> [HOW TO COMPLETE THIS TASK]: In the copy, include no pictures. Reproduce the rest of the entries exactly.

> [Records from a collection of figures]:
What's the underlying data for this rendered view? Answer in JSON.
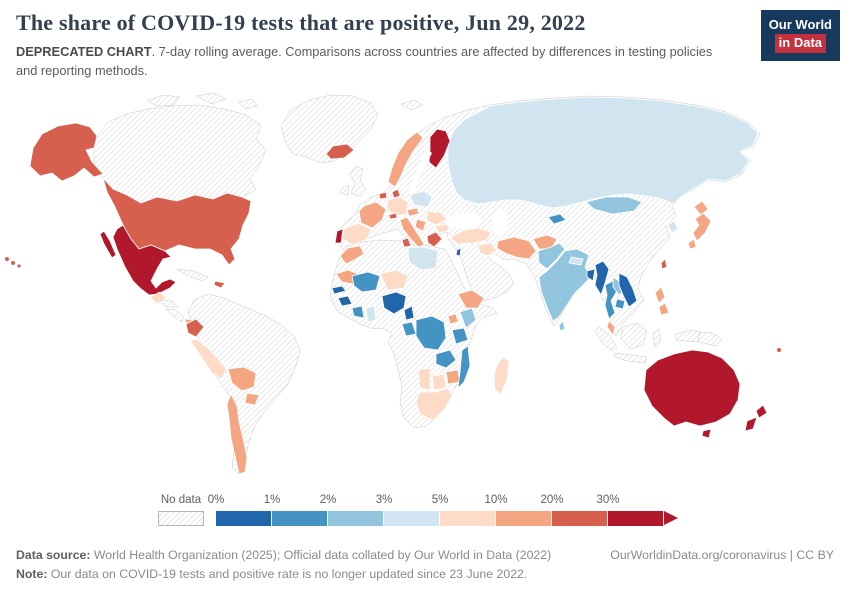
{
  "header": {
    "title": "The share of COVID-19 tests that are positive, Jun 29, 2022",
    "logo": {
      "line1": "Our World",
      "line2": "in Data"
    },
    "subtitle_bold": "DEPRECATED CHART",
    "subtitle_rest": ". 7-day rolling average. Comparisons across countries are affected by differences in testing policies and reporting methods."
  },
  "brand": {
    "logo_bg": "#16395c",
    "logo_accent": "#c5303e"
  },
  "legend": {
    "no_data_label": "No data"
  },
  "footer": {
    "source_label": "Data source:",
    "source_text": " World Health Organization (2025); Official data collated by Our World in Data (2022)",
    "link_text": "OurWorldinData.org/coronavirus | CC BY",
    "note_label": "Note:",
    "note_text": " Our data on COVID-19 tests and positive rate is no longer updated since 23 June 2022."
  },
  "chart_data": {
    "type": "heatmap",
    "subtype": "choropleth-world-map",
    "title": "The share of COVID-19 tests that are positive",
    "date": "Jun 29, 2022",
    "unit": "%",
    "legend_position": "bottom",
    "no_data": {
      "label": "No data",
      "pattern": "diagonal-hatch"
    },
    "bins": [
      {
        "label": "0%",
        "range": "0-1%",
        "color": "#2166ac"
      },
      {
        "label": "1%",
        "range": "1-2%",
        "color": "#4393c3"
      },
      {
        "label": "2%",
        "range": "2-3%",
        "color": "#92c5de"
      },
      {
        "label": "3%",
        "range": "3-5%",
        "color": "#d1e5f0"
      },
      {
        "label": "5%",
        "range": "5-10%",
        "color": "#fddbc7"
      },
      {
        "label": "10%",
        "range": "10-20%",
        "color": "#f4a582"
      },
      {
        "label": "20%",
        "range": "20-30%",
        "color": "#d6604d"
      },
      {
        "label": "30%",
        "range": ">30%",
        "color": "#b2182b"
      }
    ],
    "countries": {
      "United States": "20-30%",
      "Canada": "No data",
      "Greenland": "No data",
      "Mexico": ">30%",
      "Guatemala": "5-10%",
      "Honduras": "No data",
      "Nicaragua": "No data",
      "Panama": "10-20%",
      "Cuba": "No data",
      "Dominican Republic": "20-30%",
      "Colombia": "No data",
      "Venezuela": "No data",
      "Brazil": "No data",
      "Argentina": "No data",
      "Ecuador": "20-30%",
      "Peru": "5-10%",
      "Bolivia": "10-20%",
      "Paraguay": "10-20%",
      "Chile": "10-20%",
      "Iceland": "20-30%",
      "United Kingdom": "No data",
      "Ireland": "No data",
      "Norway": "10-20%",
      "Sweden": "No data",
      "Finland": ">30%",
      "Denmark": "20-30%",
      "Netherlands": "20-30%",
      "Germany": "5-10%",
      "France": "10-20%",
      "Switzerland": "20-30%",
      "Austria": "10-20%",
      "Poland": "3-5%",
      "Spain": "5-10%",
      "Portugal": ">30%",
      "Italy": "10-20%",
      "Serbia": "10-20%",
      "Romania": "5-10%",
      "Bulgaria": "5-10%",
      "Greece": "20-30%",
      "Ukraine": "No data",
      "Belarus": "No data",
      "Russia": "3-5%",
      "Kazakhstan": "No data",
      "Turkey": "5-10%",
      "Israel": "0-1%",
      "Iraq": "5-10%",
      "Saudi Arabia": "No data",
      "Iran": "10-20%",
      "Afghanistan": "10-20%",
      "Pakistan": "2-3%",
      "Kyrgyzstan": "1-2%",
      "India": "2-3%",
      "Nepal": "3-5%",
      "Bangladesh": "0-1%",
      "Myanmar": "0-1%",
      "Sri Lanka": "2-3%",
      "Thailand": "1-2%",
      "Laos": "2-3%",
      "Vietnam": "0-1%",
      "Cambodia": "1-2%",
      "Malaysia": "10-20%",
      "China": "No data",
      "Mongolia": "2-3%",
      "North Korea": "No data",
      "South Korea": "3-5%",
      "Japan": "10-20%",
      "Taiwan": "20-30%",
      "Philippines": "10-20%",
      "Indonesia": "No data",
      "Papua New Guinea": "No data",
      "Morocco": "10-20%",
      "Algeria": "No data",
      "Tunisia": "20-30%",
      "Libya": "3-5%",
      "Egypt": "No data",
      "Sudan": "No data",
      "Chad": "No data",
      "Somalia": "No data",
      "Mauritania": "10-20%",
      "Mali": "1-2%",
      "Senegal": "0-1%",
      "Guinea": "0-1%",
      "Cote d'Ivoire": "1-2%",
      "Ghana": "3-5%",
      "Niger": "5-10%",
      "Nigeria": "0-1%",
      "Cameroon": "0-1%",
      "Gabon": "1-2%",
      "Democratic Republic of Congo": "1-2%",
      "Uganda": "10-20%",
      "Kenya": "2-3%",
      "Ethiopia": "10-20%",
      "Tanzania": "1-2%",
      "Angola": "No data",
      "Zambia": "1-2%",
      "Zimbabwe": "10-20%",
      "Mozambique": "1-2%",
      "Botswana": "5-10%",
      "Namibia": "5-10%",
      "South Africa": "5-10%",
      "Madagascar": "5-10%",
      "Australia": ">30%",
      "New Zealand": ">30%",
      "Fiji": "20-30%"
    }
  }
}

> [EXERCISE ANSWER]:
What's the underlying data for this rendered view? Answer in JSON.
{
  "header": {
    "title": "The share of COVID-19 tests that are positive, Jun 29, 2022",
    "logo": {
      "line1": "Our World",
      "line2": "in Data"
    },
    "subtitle_bold": "DEPRECATED CHART",
    "subtitle_rest": ". 7-day rolling average. Comparisons across countries are affected by differences in testing policies and reporting methods."
  },
  "brand": {
    "logo_bg": "#16395c",
    "logo_accent": "#c5303e"
  },
  "legend": {
    "no_data_label": "No data"
  },
  "footer": {
    "source_label": "Data source:",
    "source_text": " World Health Organization (2025); Official data collated by Our World in Data (2022)",
    "link_text": "OurWorldinData.org/coronavirus | CC BY",
    "note_label": "Note:",
    "note_text": " Our data on COVID-19 tests and positive rate is no longer updated since 23 June 2022."
  },
  "chart_data": {
    "type": "heatmap",
    "subtype": "choropleth-world-map",
    "title": "The share of COVID-19 tests that are positive",
    "date": "Jun 29, 2022",
    "unit": "%",
    "legend_position": "bottom",
    "no_data": {
      "label": "No data",
      "pattern": "diagonal-hatch"
    },
    "bins": [
      {
        "label": "0%",
        "range": "0-1%",
        "color": "#2166ac"
      },
      {
        "label": "1%",
        "range": "1-2%",
        "color": "#4393c3"
      },
      {
        "label": "2%",
        "range": "2-3%",
        "color": "#92c5de"
      },
      {
        "label": "3%",
        "range": "3-5%",
        "color": "#d1e5f0"
      },
      {
        "label": "5%",
        "range": "5-10%",
        "color": "#fddbc7"
      },
      {
        "label": "10%",
        "range": "10-20%",
        "color": "#f4a582"
      },
      {
        "label": "20%",
        "range": "20-30%",
        "color": "#d6604d"
      },
      {
        "label": "30%",
        "range": ">30%",
        "color": "#b2182b"
      }
    ],
    "countries": {
      "United States": "20-30%",
      "Canada": "No data",
      "Greenland": "No data",
      "Mexico": ">30%",
      "Guatemala": "5-10%",
      "Honduras": "No data",
      "Nicaragua": "No data",
      "Panama": "10-20%",
      "Cuba": "No data",
      "Dominican Republic": "20-30%",
      "Colombia": "No data",
      "Venezuela": "No data",
      "Brazil": "No data",
      "Argentina": "No data",
      "Ecuador": "20-30%",
      "Peru": "5-10%",
      "Bolivia": "10-20%",
      "Paraguay": "10-20%",
      "Chile": "10-20%",
      "Iceland": "20-30%",
      "United Kingdom": "No data",
      "Ireland": "No data",
      "Norway": "10-20%",
      "Sweden": "No data",
      "Finland": ">30%",
      "Denmark": "20-30%",
      "Netherlands": "20-30%",
      "Germany": "5-10%",
      "France": "10-20%",
      "Switzerland": "20-30%",
      "Austria": "10-20%",
      "Poland": "3-5%",
      "Spain": "5-10%",
      "Portugal": ">30%",
      "Italy": "10-20%",
      "Serbia": "10-20%",
      "Romania": "5-10%",
      "Bulgaria": "5-10%",
      "Greece": "20-30%",
      "Ukraine": "No data",
      "Belarus": "No data",
      "Russia": "3-5%",
      "Kazakhstan": "No data",
      "Turkey": "5-10%",
      "Israel": "0-1%",
      "Iraq": "5-10%",
      "Saudi Arabia": "No data",
      "Iran": "10-20%",
      "Afghanistan": "10-20%",
      "Pakistan": "2-3%",
      "Kyrgyzstan": "1-2%",
      "India": "2-3%",
      "Nepal": "3-5%",
      "Bangladesh": "0-1%",
      "Myanmar": "0-1%",
      "Sri Lanka": "2-3%",
      "Thailand": "1-2%",
      "Laos": "2-3%",
      "Vietnam": "0-1%",
      "Cambodia": "1-2%",
      "Malaysia": "10-20%",
      "China": "No data",
      "Mongolia": "2-3%",
      "North Korea": "No data",
      "South Korea": "3-5%",
      "Japan": "10-20%",
      "Taiwan": "20-30%",
      "Philippines": "10-20%",
      "Indonesia": "No data",
      "Papua New Guinea": "No data",
      "Morocco": "10-20%",
      "Algeria": "No data",
      "Tunisia": "20-30%",
      "Libya": "3-5%",
      "Egypt": "No data",
      "Sudan": "No data",
      "Chad": "No data",
      "Somalia": "No data",
      "Mauritania": "10-20%",
      "Mali": "1-2%",
      "Senegal": "0-1%",
      "Guinea": "0-1%",
      "Cote d'Ivoire": "1-2%",
      "Ghana": "3-5%",
      "Niger": "5-10%",
      "Nigeria": "0-1%",
      "Cameroon": "0-1%",
      "Gabon": "1-2%",
      "Democratic Republic of Congo": "1-2%",
      "Uganda": "10-20%",
      "Kenya": "2-3%",
      "Ethiopia": "10-20%",
      "Tanzania": "1-2%",
      "Angola": "No data",
      "Zambia": "1-2%",
      "Zimbabwe": "10-20%",
      "Mozambique": "1-2%",
      "Botswana": "5-10%",
      "Namibia": "5-10%",
      "South Africa": "5-10%",
      "Madagascar": "5-10%",
      "Australia": ">30%",
      "New Zealand": ">30%",
      "Fiji": "20-30%"
    }
  }
}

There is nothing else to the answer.